31 Oct 14. F-35 Heading Toward Block Buy. Every year, the Pentagon and its corporate partners hash out contracts for individual low-rate initial production (LRIP) lots of the F-35 joint strike fighter. If the man running the program has his say, those days are numbered. With the negotiations over LRIP 8 at a conclusion, Lt. Gen. Chris Bogdan, the head of the F-35 joint program office, is planning on negotiating LRIP 9 and 10 together. And come LRIP 11, he wants a whole new model of procurement in place. “By next summer we will put out a request for proposal on LRIP 11 jets,” Bogdan told reporters Thursday. “That RFP will ask Lockheed to do a block buy for our partners. At least, that is my intention.” It’s not the first time Bogdan has raised the idea of a block buy. He first publically mentioned the idea at July’s Farnborough International Airshow, indicating it was still a ways off. But Thursday marked the first time he has placed a public stake in the ground as to when that could begin, and why it makes fiscal sense. A number of partner nations have already committed to large procurements of the fifth-generation stealthy jet, so bundling their orders together is just logical, Bogdan said. “If you were to take their requirements and put them together, you could actually have a substantial number of airplanes, starting in LRIP 11 and spanning LRIP 11, 12 and 13, bought as a block of airplanes, almost as if it was a multi-year [buy] for the US,” he said. Participation in a block buy would be open to all international partners or foreign military sales customers who are interested, and Bogdan said he expects ‘substantial savings’ for those involved. But while a block buy could benefit international partners, the US would not be able to participate in such a buy due to acquisition rules barring a multi-year procurement until the jet enters full-rate production. In other words, the United States would be paying more per F-35 model than a country such as, for argument’s sake, South Korea, which has pledged to procure 40 F-35A fighters through foreign military sales. (Source: Defense News)

* _DATA SHOWN_:
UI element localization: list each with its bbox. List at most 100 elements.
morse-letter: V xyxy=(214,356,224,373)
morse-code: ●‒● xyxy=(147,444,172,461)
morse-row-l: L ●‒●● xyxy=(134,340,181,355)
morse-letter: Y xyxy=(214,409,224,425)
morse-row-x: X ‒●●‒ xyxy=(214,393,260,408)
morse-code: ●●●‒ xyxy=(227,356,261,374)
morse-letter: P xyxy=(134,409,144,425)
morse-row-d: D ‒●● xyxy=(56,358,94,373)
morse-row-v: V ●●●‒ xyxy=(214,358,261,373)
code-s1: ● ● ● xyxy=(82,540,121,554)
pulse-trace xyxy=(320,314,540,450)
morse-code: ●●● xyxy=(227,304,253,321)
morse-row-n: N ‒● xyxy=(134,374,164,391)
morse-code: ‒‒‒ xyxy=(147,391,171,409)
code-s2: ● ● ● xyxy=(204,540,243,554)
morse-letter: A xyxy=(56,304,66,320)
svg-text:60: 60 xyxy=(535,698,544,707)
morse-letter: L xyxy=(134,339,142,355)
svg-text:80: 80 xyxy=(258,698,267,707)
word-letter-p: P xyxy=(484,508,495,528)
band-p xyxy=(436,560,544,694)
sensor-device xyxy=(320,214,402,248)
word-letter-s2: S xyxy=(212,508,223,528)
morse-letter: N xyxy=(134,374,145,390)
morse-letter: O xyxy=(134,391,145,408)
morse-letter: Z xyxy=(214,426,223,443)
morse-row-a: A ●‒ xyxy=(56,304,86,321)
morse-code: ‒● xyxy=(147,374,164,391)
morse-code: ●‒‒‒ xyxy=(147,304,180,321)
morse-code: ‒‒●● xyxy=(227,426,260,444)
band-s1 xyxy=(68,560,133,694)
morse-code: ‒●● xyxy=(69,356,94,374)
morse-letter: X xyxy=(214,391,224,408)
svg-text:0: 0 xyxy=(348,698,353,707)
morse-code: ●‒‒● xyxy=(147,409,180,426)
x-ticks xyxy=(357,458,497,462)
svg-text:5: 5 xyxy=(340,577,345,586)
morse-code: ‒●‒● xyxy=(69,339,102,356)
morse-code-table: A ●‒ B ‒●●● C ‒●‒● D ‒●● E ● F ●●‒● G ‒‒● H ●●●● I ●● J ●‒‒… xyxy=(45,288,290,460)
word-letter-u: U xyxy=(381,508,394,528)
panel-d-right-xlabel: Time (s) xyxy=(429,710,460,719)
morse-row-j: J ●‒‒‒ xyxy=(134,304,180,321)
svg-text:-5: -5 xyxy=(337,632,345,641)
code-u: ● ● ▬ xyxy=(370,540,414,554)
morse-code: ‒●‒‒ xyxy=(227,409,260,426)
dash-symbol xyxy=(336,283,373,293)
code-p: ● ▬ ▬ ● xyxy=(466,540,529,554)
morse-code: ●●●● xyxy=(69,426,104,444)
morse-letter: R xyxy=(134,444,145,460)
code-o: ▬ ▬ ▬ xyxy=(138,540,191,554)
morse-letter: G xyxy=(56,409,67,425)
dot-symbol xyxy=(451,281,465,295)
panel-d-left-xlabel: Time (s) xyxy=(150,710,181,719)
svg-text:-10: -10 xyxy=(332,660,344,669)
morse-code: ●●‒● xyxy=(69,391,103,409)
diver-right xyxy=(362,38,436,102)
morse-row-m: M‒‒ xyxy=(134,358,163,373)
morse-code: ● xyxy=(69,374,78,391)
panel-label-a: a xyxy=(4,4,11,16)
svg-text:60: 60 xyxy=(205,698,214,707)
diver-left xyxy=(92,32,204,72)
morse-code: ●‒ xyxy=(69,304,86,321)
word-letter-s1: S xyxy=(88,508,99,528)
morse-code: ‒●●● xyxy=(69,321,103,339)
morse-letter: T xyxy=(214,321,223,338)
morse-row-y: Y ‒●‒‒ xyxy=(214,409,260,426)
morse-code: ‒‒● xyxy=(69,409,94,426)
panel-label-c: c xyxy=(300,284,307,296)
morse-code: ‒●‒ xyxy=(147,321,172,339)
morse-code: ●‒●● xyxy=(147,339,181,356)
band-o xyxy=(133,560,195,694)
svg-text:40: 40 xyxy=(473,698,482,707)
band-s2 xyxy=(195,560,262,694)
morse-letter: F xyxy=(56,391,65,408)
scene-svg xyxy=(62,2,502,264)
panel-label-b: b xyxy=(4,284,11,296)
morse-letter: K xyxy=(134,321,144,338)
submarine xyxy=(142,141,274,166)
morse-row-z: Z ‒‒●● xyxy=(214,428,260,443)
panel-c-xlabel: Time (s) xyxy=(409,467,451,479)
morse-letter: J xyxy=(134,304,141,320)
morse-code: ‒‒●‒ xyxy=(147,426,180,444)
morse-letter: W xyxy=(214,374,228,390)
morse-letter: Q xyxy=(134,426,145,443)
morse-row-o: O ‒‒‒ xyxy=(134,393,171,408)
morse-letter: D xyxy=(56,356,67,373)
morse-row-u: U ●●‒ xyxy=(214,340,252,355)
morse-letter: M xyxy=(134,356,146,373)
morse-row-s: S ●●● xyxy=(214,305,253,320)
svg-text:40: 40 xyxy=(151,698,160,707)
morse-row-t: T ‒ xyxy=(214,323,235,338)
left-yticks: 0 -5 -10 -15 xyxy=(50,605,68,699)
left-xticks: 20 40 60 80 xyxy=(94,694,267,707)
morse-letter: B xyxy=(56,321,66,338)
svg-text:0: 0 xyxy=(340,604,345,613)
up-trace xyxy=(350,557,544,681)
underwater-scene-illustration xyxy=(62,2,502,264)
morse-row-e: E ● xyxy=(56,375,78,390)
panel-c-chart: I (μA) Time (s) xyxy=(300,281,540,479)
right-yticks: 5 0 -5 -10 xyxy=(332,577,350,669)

* _WRITTEN EXERCISE_: Condense the F-35 news item's paragraph that begins "Every year, the Pentagon and its corporate partners" into a bulleted list of its main facts.

* _RESULT OF THE EXERCISE_:
- The Pentagon and its corporate partners currently negotiate a separate contract each year for each low-rate initial production (LRIP) lot of the F-35.
- With LRIP 8 negotiations concluded, Lt. Gen. Chris Bogdan, head of the F-35 joint program office, plans to negotiate LRIP 9 and 10 together.
- By next summer, he intends to issue a request for proposal on LRIP 11 asking Lockheed to do a block buy for the partners.
- Bogdan first mentioned the idea publicly at July's Farnborough International Airshow. Thursday was the first time he gave a starting point and a fiscal rationale.
- Because several partner nations have committed to large purchases, combining their orders could yield a substantial block of aircraft across LRIP 11, 12 and 13, much like a US multi-year buy.
- The block buy would be open to any interested international partner or foreign military sales customer, and Bogdan expects substantial savings for participants.
- The US could not take part, because acquisition rules bar multi-year procurement until the jet enters full-rate production.
- As a result, the US would pay more per F-35 than a country such as South Korea, which has pledged to buy 40 F-35A fighters through foreign military sales.